- _Material_:
....................
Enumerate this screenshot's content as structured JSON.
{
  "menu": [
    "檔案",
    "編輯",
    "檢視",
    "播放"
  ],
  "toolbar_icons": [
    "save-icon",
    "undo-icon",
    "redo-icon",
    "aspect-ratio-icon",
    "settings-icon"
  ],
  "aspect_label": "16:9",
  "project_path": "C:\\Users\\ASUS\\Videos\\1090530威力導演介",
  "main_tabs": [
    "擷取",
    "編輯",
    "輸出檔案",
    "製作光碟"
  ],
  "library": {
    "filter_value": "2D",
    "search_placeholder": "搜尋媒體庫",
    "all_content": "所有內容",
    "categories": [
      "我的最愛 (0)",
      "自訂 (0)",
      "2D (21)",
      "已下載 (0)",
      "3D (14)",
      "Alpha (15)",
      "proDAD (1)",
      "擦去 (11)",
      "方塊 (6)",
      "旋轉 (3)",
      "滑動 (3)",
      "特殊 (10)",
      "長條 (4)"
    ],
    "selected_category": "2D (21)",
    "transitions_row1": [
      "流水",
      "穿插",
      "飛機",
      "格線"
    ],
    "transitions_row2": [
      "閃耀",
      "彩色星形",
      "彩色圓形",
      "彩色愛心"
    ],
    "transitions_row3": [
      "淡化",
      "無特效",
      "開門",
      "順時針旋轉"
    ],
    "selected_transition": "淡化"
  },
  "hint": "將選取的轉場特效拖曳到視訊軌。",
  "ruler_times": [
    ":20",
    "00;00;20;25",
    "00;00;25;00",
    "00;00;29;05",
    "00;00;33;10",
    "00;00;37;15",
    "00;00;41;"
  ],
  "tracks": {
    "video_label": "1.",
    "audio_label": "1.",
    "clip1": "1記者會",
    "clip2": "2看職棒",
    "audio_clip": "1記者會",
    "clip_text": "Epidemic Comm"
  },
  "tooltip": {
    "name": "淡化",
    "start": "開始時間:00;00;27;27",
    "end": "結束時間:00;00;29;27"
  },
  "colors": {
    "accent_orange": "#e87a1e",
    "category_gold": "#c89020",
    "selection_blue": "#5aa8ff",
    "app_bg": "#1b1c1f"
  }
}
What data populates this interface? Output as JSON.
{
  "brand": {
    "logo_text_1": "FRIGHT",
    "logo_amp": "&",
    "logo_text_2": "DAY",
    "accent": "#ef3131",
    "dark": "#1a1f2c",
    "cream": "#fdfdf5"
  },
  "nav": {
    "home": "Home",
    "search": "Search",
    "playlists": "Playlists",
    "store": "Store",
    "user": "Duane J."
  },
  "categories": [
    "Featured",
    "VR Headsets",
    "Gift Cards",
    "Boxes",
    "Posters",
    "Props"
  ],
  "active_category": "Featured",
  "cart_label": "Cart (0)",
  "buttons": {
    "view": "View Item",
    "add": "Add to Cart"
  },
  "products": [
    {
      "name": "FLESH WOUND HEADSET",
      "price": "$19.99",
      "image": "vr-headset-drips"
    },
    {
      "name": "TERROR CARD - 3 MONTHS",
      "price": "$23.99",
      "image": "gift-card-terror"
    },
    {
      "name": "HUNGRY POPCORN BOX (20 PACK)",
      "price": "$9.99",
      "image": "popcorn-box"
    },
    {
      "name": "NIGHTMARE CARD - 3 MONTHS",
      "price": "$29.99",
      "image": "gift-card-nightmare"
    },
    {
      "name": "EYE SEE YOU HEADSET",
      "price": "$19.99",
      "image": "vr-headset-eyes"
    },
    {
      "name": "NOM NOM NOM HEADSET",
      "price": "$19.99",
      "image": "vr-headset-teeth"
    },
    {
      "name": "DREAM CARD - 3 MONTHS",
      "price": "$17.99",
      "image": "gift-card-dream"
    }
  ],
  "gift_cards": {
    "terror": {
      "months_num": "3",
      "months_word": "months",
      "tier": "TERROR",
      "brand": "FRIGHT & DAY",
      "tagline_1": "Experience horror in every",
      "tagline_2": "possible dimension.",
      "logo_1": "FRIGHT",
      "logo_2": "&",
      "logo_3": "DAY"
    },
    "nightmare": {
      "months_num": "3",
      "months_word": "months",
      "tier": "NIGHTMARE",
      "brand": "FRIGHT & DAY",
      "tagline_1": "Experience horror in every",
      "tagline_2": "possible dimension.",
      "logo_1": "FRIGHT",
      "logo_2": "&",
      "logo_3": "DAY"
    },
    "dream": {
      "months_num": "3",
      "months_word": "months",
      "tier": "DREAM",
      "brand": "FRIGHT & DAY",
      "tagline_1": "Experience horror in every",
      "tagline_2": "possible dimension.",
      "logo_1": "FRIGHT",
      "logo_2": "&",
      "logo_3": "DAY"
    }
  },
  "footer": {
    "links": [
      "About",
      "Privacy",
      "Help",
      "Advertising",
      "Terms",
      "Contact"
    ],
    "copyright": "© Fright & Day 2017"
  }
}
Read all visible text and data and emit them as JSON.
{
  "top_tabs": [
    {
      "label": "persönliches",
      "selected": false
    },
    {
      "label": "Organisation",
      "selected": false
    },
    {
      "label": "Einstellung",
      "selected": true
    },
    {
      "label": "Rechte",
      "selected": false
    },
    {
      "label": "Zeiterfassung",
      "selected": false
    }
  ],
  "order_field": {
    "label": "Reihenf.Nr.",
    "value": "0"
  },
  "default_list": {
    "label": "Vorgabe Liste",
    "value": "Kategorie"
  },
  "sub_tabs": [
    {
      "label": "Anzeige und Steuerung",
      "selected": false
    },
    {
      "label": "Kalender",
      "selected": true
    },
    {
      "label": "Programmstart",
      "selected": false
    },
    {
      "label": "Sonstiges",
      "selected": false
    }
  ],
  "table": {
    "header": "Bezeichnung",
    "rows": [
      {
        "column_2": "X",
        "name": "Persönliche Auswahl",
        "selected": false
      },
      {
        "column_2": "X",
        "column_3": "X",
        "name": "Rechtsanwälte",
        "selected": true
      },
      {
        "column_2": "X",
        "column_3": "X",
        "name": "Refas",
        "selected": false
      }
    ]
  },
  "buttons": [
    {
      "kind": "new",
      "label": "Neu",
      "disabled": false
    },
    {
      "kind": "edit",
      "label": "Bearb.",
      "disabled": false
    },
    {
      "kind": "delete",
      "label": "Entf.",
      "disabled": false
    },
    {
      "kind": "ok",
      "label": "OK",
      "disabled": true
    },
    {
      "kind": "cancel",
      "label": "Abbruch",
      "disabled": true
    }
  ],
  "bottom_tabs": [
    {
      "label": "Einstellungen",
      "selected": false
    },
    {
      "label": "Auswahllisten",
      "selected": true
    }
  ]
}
....................
- _Task to complete_: Repeat the data verbatim.

- _The result_:
Enumerate this screenshot's content as structured JSON.
{
  "menu": [
    "檔案",
    "編輯",
    "檢視",
    "播放"
  ],
  "toolbar_icons": [
    "save-icon",
    "undo-icon",
    "redo-icon",
    "aspect-ratio-icon",
    "settings-icon"
  ],
  "aspect_label": "16:9",
  "project_path": "C:\\Users\\ASUS\\Videos\\1090530威力導演介",
  "main_tabs": [
    "擷取",
    "編輯",
    "輸出檔案",
    "製作光碟"
  ],
  "library": {
    "filter_value": "2D",
    "search_placeholder": "搜尋媒體庫",
    "all_content": "所有內容",
    "categories": [
      "我的最愛 (0)",
      "自訂 (0)",
      "2D (21)",
      "已下載 (0)",
      "3D (14)",
      "Alpha (15)",
      "proDAD (1)",
      "擦去 (11)",
      "方塊 (6)",
      "旋轉 (3)",
      "滑動 (3)",
      "特殊 (10)",
      "長條 (4)"
    ],
    "selected_category": "2D (21)",
    "transitions_row1": [
      "流水",
      "穿插",
      "飛機",
      "格線"
    ],
    "transitions_row2": [
      "閃耀",
      "彩色星形",
      "彩色圓形",
      "彩色愛心"
    ],
    "transitions_row3": [
      "淡化",
      "無特效",
      "開門",
      "順時針旋轉"
    ],
    "selected_transition": "淡化"
  },
  "hint": "將選取的轉場特效拖曳到視訊軌。",
  "ruler_times": [
    ":20",
    "00;00;20;25",
    "00;00;25;00",
    "00;00;29;05",
    "00;00;33;10",
    "00;00;37;15",
    "00;00;41;"
  ],
  "tracks": {
    "video_label": "1.",
    "audio_label": "1.",
    "clip1": "1記者會",
    "clip2": "2看職棒",
    "audio_clip": "1記者會",
    "clip_text": "Epidemic Comm"
  },
  "tooltip": {
    "name": "淡化",
    "start": "開始時間:00;00;27;27",
    "end": "結束時間:00;00;29;27"
  },
  "colors": {
    "accent_orange": "#e87a1e",
    "category_gold": "#c89020",
    "selection_blue": "#5aa8ff",
    "app_bg": "#1b1c1f"
  }
}
What data populates this interface? Output as JSON.
{
  "brand": {
    "logo_text_1": "FRIGHT",
    "logo_amp": "&",
    "logo_text_2": "DAY",
    "accent": "#ef3131",
    "dark": "#1a1f2c",
    "cream": "#fdfdf5"
  },
  "nav": {
    "home": "Home",
    "search": "Search",
    "playlists": "Playlists",
    "store": "Store",
    "user": "Duane J."
  },
  "categories": [
    "Featured",
    "VR Headsets",
    "Gift Cards",
    "Boxes",
    "Posters",
    "Props"
  ],
  "active_category": "Featured",
  "cart_label": "Cart (0)",
  "buttons": {
    "view": "View Item",
    "add": "Add to Cart"
  },
  "products": [
    {
      "name": "FLESH WOUND HEADSET",
      "price": "$19.99",
      "image": "vr-headset-drips"
    },
    {
      "name": "TERROR CARD - 3 MONTHS",
      "price": "$23.99",
      "image": "gift-card-terror"
    },
    {
      "name": "HUNGRY POPCORN BOX (20 PACK)",
      "price": "$9.99",
      "image": "popcorn-box"
    },
    {
      "name": "NIGHTMARE CARD - 3 MONTHS",
      "price": "$29.99",
      "image": "gift-card-nightmare"
    },
    {
      "name": "EYE SEE YOU HEADSET",
      "price": "$19.99",
      "image": "vr-headset-eyes"
    },
    {
      "name": "NOM NOM NOM HEADSET",
      "price": "$19.99",
      "image": "vr-headset-teeth"
    },
    {
      "name": "DREAM CARD - 3 MONTHS",
      "price": "$17.99",
      "image": "gift-card-dream"
    }
  ],
  "gift_cards": {
    "terror": {
      "months_num": "3",
      "months_word": "months",
      "tier": "TERROR",
      "brand": "FRIGHT & DAY",
      "tagline_1": "Experience horror in every",
      "tagline_2": "possible dimension.",
      "logo_1": "FRIGHT",
      "logo_2": "&",
      "logo_3": "DAY"
    },
    "nightmare": {
      "months_num": "3",
      "months_word": "months",
      "tier": "NIGHTMARE",
      "brand": "FRIGHT & DAY",
      "tagline_1": "Experience horror in every",
      "tagline_2": "possible dimension.",
      "logo_1": "FRIGHT",
      "logo_2": "&",
      "logo_3": "DAY"
    },
    "dream": {
      "months_num": "3",
      "months_word": "months",
      "tier": "DREAM",
      "brand": "FRIGHT & DAY",
      "tagline_1": "Experience horror in every",
      "tagline_2": "possible dimension.",
      "logo_1": "FRIGHT",
      "logo_2": "&",
      "logo_3": "DAY"
    }
  },
  "footer": {
    "links": [
      "About",
      "Privacy",
      "Help",
      "Advertising",
      "Terms",
      "Contact"
    ],
    "copyright": "© Fright & Day 2017"
  }
}
Read all visible text and data and emit them as JSON.
{
  "top_tabs": [
    {
      "label": "persönliches",
      "selected": false
    },
    {
      "label": "Organisation",
      "selected": false
    },
    {
      "label": "Einstellung",
      "selected": true
    },
    {
      "label": "Rechte",
      "selected": false
    },
    {
      "label": "Zeiterfassung",
      "selected": false
    }
  ],
  "order_field": {
    "label": "Reihenf.Nr.",
    "value": "0"
  },
  "default_list": {
    "label": "Vorgabe Liste",
    "value": "Kategorie"
  },
  "sub_tabs": [
    {
      "label": "Anzeige und Steuerung",
      "selected": false
    },
    {
      "label": "Kalender",
      "selected": true
    },
    {
      "label": "Programmstart",
      "selected": false
    },
    {
      "label": "Sonstiges",
      "selected": false
    }
  ],
  "table": {
    "header": "Bezeichnung",
    "rows": [
      {
        "column_2": "X",
        "name": "Persönliche Auswahl",
        "selected": false
      },
      {
        "column_2": "X",
        "column_3": "X",
        "name": "Rechtsanwälte",
        "selected": true
      },
      {
        "column_2": "X",
        "column_3": "X",
        "name": "Refas",
        "selected": false
      }
    ]
  },
  "buttons": [
    {
      "kind": "new",
      "label": "Neu",
      "disabled": false
    },
    {
      "kind": "edit",
      "label": "Bearb.",
      "disabled": false
    },
    {
      "kind": "delete",
      "label": "Entf.",
      "disabled": false
    },
    {
      "kind": "ok",
      "label": "OK",
      "disabled": true
    },
    {
      "kind": "cancel",
      "label": "Abbruch",
      "disabled": true
    }
  ],
  "bottom_tabs": [
    {
      "label": "Einstellungen",
      "selected": false
    },
    {
      "label": "Auswahllisten",
      "selected": true
    }
  ]
}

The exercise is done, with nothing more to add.